## SET PROBLEM
Find each line holding "teaspoonful" and copy it out.

## EXTRACTED INFORMATION
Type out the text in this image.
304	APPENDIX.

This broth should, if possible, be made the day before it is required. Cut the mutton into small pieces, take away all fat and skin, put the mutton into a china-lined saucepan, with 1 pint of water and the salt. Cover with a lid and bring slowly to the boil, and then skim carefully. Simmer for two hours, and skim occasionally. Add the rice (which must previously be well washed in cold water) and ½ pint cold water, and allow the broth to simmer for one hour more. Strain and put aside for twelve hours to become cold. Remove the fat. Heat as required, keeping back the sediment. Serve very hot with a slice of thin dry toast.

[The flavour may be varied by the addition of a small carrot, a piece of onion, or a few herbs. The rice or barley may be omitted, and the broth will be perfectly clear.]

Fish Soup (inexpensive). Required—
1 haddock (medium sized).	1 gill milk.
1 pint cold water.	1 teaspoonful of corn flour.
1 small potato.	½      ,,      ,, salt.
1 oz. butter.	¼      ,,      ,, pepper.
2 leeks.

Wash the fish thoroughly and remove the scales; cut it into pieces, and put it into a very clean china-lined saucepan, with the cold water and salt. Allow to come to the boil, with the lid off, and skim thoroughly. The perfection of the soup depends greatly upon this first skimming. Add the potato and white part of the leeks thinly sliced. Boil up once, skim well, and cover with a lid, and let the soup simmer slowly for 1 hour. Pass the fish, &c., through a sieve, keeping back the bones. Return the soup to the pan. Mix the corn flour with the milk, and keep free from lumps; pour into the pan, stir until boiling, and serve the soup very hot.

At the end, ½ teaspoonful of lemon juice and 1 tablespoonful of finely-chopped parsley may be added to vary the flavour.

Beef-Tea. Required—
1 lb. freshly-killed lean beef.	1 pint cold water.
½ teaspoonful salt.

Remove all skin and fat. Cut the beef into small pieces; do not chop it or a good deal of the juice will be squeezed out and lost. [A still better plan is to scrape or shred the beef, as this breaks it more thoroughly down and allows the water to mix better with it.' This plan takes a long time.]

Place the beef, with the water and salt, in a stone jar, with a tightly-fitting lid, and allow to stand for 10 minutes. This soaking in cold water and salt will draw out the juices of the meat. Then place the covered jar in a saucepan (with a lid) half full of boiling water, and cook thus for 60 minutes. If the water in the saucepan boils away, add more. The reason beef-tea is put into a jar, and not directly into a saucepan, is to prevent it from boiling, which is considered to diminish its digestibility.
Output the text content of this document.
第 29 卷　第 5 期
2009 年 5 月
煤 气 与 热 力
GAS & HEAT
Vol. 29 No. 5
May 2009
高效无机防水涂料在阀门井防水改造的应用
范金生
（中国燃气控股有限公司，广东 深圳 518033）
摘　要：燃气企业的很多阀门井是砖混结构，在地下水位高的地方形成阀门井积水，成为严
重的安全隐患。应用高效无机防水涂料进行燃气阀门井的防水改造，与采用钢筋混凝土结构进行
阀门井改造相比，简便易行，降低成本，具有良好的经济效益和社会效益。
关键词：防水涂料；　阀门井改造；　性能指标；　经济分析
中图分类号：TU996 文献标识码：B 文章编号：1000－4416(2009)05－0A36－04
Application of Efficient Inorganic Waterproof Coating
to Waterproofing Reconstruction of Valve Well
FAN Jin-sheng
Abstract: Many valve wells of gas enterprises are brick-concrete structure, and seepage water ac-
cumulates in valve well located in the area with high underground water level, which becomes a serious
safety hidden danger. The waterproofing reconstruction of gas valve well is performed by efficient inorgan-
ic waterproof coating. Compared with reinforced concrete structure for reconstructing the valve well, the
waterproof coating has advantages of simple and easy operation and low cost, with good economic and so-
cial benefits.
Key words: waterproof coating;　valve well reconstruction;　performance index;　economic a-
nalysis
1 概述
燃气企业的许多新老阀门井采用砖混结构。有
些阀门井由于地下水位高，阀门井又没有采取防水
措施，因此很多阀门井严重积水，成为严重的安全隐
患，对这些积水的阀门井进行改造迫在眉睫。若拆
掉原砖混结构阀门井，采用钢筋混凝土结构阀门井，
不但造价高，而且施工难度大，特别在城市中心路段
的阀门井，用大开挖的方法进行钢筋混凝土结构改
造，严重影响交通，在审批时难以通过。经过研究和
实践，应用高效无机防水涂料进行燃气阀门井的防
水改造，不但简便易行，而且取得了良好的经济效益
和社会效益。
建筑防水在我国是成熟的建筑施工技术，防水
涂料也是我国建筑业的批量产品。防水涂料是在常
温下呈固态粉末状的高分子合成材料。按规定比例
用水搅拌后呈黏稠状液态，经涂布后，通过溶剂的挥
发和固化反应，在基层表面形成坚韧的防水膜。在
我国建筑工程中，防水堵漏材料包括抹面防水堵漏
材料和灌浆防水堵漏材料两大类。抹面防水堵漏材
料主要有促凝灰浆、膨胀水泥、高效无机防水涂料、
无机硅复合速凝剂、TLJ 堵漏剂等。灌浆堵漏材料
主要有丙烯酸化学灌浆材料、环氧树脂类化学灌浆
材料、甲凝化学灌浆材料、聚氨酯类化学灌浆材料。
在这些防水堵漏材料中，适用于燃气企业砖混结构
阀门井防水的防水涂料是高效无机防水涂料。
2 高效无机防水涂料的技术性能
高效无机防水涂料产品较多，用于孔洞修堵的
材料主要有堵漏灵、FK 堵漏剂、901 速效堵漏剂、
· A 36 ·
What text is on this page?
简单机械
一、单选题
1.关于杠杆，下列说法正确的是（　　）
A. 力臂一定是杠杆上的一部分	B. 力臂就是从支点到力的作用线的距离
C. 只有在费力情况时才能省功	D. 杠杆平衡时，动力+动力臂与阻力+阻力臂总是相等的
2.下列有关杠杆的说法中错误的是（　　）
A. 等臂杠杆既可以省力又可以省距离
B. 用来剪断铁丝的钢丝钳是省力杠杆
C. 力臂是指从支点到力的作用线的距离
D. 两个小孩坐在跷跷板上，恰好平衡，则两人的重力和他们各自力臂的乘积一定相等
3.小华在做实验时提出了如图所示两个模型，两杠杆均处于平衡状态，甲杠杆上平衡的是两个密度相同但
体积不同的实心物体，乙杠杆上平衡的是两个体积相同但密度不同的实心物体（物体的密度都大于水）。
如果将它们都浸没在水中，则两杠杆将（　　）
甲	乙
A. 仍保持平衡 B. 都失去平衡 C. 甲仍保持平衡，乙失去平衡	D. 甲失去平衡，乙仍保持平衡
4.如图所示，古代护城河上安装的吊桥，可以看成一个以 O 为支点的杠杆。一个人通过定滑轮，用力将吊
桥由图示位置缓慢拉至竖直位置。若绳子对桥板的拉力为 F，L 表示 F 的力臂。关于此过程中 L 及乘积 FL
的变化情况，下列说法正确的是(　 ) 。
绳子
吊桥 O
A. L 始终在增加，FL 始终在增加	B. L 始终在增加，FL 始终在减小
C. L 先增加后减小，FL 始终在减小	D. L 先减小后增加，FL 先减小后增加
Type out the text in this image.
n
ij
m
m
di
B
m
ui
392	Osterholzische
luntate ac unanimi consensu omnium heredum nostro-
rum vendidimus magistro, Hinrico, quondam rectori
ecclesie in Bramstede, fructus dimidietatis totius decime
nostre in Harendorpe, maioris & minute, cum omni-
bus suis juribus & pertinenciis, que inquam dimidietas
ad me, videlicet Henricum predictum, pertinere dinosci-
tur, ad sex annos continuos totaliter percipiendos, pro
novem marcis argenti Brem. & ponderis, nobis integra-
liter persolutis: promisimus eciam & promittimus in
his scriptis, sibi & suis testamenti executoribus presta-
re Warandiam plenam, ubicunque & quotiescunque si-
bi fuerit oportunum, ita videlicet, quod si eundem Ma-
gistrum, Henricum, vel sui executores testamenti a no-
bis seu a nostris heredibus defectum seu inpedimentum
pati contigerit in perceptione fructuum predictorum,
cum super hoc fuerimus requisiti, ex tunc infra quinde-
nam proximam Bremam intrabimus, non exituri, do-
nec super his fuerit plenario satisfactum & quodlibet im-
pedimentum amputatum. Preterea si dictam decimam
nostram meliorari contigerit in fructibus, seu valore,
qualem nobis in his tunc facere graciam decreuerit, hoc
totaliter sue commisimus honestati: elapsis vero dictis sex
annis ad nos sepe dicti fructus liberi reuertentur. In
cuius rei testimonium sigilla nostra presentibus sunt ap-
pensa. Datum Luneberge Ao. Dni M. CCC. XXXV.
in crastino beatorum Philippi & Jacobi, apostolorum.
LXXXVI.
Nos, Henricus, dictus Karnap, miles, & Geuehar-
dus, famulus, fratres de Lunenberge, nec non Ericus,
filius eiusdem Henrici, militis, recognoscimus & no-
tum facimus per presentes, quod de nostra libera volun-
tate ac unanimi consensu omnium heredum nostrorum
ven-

## TASK OUTPUT
1 pint cold water.	1 teaspoonful of corn flour.
At the end, ½ teaspoonful of lemon juice and 1 tablespoonful of finely-chopped parsley may be added to vary the flavour.
½ teaspoonful salt.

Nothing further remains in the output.